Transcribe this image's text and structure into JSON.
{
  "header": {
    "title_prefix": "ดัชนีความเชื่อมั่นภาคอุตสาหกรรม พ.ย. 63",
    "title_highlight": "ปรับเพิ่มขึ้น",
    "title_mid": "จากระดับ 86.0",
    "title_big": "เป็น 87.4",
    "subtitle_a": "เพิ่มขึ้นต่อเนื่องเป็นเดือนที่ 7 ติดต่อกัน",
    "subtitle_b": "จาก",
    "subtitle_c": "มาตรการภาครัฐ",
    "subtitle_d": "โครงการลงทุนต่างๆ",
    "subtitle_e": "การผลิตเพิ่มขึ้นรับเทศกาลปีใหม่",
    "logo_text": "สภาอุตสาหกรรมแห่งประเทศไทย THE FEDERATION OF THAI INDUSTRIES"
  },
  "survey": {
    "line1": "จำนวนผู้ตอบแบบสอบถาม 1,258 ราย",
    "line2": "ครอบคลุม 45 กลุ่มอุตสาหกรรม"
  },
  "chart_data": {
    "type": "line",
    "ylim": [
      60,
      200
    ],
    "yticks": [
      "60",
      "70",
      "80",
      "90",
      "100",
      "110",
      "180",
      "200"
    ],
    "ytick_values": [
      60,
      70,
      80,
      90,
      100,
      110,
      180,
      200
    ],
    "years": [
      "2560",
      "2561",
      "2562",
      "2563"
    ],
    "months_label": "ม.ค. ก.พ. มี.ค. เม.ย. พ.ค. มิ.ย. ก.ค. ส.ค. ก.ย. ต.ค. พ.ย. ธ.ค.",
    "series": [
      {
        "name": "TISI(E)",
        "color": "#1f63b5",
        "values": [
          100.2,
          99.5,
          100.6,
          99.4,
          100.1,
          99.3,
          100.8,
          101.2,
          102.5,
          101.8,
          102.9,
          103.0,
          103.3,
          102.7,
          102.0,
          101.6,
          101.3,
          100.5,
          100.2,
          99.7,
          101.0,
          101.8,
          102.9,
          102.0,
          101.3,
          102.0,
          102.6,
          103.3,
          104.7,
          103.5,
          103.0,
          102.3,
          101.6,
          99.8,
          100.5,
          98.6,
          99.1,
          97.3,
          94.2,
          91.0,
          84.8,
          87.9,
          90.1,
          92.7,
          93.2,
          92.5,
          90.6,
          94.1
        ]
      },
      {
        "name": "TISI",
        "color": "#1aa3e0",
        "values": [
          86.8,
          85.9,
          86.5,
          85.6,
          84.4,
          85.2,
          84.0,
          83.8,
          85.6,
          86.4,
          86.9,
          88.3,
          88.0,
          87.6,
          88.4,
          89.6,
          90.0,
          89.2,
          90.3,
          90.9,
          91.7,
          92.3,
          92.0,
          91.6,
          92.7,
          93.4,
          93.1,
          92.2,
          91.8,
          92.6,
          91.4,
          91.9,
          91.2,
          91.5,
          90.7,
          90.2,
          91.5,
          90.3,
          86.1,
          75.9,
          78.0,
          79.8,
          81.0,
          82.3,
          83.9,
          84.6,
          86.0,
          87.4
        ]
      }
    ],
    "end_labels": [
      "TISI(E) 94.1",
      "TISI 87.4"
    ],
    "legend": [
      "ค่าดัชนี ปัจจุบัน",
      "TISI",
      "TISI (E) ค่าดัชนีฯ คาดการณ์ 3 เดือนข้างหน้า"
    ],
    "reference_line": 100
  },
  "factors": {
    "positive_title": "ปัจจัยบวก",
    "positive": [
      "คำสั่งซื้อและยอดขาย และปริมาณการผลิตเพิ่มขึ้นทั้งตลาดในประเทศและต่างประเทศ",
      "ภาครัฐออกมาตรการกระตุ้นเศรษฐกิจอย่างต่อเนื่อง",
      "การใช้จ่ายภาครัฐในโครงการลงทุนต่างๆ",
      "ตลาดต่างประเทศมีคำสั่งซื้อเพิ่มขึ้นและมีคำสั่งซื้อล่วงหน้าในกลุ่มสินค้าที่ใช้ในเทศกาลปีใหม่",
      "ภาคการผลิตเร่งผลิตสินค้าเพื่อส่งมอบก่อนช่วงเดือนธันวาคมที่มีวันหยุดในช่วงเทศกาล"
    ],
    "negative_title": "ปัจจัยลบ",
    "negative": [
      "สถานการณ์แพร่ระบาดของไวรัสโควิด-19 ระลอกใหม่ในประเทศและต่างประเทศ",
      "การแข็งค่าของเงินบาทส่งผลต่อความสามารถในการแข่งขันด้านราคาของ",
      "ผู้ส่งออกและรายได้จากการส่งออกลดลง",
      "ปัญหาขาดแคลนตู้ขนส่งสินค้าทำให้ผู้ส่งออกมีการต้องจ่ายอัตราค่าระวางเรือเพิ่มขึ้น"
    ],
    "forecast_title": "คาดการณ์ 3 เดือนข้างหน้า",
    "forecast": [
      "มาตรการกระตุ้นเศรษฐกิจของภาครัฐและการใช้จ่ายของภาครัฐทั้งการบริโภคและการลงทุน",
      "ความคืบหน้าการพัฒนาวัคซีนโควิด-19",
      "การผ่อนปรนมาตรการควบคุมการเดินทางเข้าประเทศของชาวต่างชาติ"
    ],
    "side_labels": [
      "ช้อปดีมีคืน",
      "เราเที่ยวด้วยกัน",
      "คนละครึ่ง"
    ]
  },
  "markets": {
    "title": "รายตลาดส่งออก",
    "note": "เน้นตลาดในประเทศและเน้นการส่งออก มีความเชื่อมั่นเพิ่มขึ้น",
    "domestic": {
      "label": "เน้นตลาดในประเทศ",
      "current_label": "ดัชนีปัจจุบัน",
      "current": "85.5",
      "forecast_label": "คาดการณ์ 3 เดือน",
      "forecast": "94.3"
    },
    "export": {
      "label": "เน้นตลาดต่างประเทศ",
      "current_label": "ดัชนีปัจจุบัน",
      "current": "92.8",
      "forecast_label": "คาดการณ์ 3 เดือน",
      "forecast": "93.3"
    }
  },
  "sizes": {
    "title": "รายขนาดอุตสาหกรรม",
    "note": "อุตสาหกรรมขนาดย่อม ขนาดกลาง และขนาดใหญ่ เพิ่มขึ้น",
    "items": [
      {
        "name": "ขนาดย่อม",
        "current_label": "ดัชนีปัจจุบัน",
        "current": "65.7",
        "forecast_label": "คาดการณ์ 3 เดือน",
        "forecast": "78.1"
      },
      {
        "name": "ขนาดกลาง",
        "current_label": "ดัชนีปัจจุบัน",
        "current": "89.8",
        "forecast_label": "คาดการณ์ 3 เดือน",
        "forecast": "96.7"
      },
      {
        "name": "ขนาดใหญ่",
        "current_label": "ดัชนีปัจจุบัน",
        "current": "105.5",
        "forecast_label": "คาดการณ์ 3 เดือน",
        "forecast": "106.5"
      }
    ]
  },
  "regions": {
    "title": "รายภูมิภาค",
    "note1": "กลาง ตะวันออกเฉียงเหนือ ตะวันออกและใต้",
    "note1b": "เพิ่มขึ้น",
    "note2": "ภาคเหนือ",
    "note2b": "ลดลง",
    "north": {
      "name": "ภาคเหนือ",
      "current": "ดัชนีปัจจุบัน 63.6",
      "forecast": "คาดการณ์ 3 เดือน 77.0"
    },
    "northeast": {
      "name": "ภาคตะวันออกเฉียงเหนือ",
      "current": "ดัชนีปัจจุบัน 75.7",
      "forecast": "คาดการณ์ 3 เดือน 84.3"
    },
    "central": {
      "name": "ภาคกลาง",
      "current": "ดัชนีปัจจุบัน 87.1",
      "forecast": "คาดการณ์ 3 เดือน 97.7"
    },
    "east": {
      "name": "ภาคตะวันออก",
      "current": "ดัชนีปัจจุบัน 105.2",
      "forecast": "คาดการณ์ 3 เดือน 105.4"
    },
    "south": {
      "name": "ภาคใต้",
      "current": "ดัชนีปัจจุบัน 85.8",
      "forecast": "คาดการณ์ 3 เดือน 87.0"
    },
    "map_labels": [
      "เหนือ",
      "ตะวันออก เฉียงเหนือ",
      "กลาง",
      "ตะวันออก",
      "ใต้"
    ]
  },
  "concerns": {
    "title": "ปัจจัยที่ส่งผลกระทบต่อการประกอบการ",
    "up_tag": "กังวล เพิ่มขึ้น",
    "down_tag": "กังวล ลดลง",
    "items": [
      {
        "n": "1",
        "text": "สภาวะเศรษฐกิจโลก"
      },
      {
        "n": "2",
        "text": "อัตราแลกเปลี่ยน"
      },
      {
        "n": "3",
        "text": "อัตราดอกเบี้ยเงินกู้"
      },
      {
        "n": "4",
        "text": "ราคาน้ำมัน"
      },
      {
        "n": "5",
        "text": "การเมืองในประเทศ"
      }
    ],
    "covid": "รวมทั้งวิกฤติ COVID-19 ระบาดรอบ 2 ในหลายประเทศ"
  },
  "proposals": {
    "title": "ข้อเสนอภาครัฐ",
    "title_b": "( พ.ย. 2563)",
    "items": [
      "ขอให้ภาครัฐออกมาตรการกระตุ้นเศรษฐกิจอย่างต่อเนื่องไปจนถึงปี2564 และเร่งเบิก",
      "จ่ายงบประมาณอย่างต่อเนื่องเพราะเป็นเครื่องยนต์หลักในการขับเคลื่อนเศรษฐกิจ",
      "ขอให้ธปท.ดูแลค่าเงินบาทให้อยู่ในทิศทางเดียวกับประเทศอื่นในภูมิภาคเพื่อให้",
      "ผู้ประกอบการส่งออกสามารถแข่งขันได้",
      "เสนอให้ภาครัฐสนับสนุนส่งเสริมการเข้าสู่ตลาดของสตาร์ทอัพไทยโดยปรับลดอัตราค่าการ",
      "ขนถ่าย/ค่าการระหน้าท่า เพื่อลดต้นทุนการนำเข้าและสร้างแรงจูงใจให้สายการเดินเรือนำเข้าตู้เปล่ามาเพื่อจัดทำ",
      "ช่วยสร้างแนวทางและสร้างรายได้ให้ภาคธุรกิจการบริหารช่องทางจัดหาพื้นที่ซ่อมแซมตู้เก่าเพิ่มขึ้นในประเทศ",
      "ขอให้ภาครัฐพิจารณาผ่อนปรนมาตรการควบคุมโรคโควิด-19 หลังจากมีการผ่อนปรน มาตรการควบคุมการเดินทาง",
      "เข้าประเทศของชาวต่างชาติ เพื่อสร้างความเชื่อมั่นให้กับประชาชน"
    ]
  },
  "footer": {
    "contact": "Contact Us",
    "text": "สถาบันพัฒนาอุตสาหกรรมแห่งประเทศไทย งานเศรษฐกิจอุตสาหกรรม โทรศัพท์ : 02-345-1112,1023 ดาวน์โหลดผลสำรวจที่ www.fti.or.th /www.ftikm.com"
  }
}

---+---

--- BRIEF ---
Of the lines above, how many include the word "นออกเฉ"? Reply with the number alone.

--- CORRECT ANSWER ---
2